— INPUT FOR THIS TASK —

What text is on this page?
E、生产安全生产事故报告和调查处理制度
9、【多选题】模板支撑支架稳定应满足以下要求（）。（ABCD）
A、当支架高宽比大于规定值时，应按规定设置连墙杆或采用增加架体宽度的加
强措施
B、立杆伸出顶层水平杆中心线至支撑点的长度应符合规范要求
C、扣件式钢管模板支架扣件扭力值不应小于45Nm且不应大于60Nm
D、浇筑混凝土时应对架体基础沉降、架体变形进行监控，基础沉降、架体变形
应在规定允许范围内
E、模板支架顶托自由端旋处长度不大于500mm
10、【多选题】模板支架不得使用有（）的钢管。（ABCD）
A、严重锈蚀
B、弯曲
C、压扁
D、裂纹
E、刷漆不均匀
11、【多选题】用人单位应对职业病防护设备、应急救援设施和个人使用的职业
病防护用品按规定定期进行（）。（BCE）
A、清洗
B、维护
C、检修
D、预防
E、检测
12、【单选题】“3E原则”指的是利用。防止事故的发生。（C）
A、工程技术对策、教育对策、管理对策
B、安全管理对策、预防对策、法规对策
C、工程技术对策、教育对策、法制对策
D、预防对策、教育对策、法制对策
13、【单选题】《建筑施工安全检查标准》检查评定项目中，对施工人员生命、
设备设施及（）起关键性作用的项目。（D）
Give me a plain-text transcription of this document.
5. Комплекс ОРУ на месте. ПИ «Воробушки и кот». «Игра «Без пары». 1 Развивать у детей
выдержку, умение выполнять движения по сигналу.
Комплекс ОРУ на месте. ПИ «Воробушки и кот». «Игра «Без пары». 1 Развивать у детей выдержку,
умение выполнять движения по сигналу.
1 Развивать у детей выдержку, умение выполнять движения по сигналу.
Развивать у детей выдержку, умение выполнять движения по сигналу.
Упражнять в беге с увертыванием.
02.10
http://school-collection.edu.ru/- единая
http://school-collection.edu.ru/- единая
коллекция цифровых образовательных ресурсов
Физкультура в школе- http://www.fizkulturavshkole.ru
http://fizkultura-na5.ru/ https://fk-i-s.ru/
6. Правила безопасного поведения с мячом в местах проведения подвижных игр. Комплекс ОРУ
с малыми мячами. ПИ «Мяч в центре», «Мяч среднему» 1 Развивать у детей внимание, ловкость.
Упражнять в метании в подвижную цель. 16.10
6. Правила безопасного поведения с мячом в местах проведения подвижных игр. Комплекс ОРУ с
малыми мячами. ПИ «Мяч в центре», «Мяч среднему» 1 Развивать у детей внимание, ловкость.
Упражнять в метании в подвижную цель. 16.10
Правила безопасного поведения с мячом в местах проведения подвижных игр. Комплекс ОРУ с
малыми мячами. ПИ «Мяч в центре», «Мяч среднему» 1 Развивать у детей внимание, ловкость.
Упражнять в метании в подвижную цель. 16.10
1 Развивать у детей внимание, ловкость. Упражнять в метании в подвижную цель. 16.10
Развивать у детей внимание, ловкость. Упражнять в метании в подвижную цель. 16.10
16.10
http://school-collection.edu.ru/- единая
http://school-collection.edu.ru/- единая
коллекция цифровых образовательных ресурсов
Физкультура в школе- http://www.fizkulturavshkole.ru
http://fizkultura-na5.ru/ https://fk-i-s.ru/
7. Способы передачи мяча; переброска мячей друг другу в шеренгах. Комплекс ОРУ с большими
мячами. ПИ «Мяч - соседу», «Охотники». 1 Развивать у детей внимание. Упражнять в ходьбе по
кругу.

— THE PROBLEM —
Extract all the entries word for word.

— ANSWER BELOW —
What text is on this page?
E、生产安全生产事故报告和调查处理制度
9、【多选题】模板支撑支架稳定应满足以下要求（）。（ABCD）
A、当支架高宽比大于规定值时，应按规定设置连墙杆或采用增加架体宽度的加
强措施
B、立杆伸出顶层水平杆中心线至支撑点的长度应符合规范要求
C、扣件式钢管模板支架扣件扭力值不应小于45Nm且不应大于60Nm
D、浇筑混凝土时应对架体基础沉降、架体变形进行监控，基础沉降、架体变形
应在规定允许范围内
E、模板支架顶托自由端旋处长度不大于500mm
10、【多选题】模板支架不得使用有（）的钢管。（ABCD）
A、严重锈蚀
B、弯曲
C、压扁
D、裂纹
E、刷漆不均匀
11、【多选题】用人单位应对职业病防护设备、应急救援设施和个人使用的职业
病防护用品按规定定期进行（）。（BCE）
A、清洗
B、维护
C、检修
D、预防
E、检测
12、【单选题】“3E原则”指的是利用。防止事故的发生。（C）
A、工程技术对策、教育对策、管理对策
B、安全管理对策、预防对策、法规对策
C、工程技术对策、教育对策、法制对策
D、预防对策、教育对策、法制对策
13、【单选题】《建筑施工安全检查标准》检查评定项目中，对施工人员生命、
设备设施及（）起关键性作用的项目。（D）
Give me a plain-text transcription of this document.
5. Комплекс ОРУ на месте. ПИ «Воробушки и кот». «Игра «Без пары». 1 Развивать у детей
выдержку, умение выполнять движения по сигналу.
Комплекс ОРУ на месте. ПИ «Воробушки и кот». «Игра «Без пары». 1 Развивать у детей выдержку,
умение выполнять движения по сигналу.
1 Развивать у детей выдержку, умение выполнять движения по сигналу.
Развивать у детей выдержку, умение выполнять движения по сигналу.
Упражнять в беге с увертыванием.
02.10
http://school-collection.edu.ru/- единая
http://school-collection.edu.ru/- единая
коллекция цифровых образовательных ресурсов
Физкультура в школе- http://www.fizkulturavshkole.ru
http://fizkultura-na5.ru/ https://fk-i-s.ru/
6. Правила безопасного поведения с мячом в местах проведения подвижных игр. Комплекс ОРУ
с малыми мячами. ПИ «Мяч в центре», «Мяч среднему» 1 Развивать у детей внимание, ловкость.
Упражнять в метании в подвижную цель. 16.10
6. Правила безопасного поведения с мячом в местах проведения подвижных игр. Комплекс ОРУ с
малыми мячами. ПИ «Мяч в центре», «Мяч среднему» 1 Развивать у детей внимание, ловкость.
Упражнять в метании в подвижную цель. 16.10
Правила безопасного поведения с мячом в местах проведения подвижных игр. Комплекс ОРУ с
малыми мячами. ПИ «Мяч в центре», «Мяч среднему» 1 Развивать у детей внимание, ловкость.
Упражнять в метании в подвижную цель. 16.10
1 Развивать у детей внимание, ловкость. Упражнять в метании в подвижную цель. 16.10
Развивать у детей внимание, ловкость. Упражнять в метании в подвижную цель. 16.10
16.10
http://school-collection.edu.ru/- единая
http://school-collection.edu.ru/- единая
коллекция цифровых образовательных ресурсов
Физкультура в школе- http://www.fizkulturavshkole.ru
http://fizkultura-na5.ru/ https://fk-i-s.ru/
7. Способы передачи мяча; переброска мячей друг другу в шеренгах. Комплекс ОРУ с большими
мячами. ПИ «Мяч - соседу», «Охотники». 1 Развивать у детей внимание. Упражнять в ходьбе по
кругу.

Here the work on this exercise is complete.